**Request**
The entries below are to be written out again without alteration.

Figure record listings
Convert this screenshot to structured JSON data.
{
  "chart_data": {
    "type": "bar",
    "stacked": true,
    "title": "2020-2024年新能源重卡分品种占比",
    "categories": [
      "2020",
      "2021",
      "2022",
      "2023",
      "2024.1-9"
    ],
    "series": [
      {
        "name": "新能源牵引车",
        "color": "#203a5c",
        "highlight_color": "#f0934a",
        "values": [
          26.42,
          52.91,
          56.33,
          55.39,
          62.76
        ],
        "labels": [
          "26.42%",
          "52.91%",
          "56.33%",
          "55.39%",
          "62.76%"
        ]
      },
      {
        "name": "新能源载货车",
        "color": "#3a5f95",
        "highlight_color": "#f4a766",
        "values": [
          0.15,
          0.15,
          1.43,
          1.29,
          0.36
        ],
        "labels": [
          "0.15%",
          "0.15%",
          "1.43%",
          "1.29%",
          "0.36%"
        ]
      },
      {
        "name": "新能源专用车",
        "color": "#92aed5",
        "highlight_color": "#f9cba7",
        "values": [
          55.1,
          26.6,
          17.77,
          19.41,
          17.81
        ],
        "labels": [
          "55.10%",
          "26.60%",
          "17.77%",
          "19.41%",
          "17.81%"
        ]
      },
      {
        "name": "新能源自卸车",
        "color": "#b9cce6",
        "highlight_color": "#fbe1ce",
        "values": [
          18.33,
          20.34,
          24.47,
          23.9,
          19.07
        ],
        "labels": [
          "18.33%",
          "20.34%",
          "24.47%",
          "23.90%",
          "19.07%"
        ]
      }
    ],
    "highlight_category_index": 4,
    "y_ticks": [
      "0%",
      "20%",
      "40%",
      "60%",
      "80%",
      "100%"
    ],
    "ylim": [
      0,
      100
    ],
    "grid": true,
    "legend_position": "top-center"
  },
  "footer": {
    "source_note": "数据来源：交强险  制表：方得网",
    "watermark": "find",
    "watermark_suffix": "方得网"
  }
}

**Result of this task**
Convert this screenshot to structured JSON data.
{
  "chart_data": {
    "type": "bar",
    "stacked": true,
    "title": "2020-2024年新能源重卡分品种占比",
    "categories": [
      "2020",
      "2021",
      "2022",
      "2023",
      "2024.1-9"
    ],
    "series": [
      {
        "name": "新能源牵引车",
        "color": "#203a5c",
        "highlight_color": "#f0934a",
        "values": [
          26.42,
          52.91,
          56.33,
          55.39,
          62.76
        ],
        "labels": [
          "26.42%",
          "52.91%",
          "56.33%",
          "55.39%",
          "62.76%"
        ]
      },
      {
        "name": "新能源载货车",
        "color": "#3a5f95",
        "highlight_color": "#f4a766",
        "values": [
          0.15,
          0.15,
          1.43,
          1.29,
          0.36
        ],
        "labels": [
          "0.15%",
          "0.15%",
          "1.43%",
          "1.29%",
          "0.36%"
        ]
      },
      {
        "name": "新能源专用车",
        "color": "#92aed5",
        "highlight_color": "#f9cba7",
        "values": [
          55.1,
          26.6,
          17.77,
          19.41,
          17.81
        ],
        "labels": [
          "55.10%",
          "26.60%",
          "17.77%",
          "19.41%",
          "17.81%"
        ]
      },
      {
        "name": "新能源自卸车",
        "color": "#b9cce6",
        "highlight_color": "#fbe1ce",
        "values": [
          18.33,
          20.34,
          24.47,
          23.9,
          19.07
        ],
        "labels": [
          "18.33%",
          "20.34%",
          "24.47%",
          "23.90%",
          "19.07%"
        ]
      }
    ],
    "highlight_category_index": 4,
    "y_ticks": [
      "0%",
      "20%",
      "40%",
      "60%",
      "80%",
      "100%"
    ],
    "ylim": [
      0,
      100
    ],
    "grid": true,
    "legend_position": "top-center"
  },
  "footer": {
    "source_note": "数据来源：交强险  制表：方得网",
    "watermark": "find",
    "watermark_suffix": "方得网"
  }
}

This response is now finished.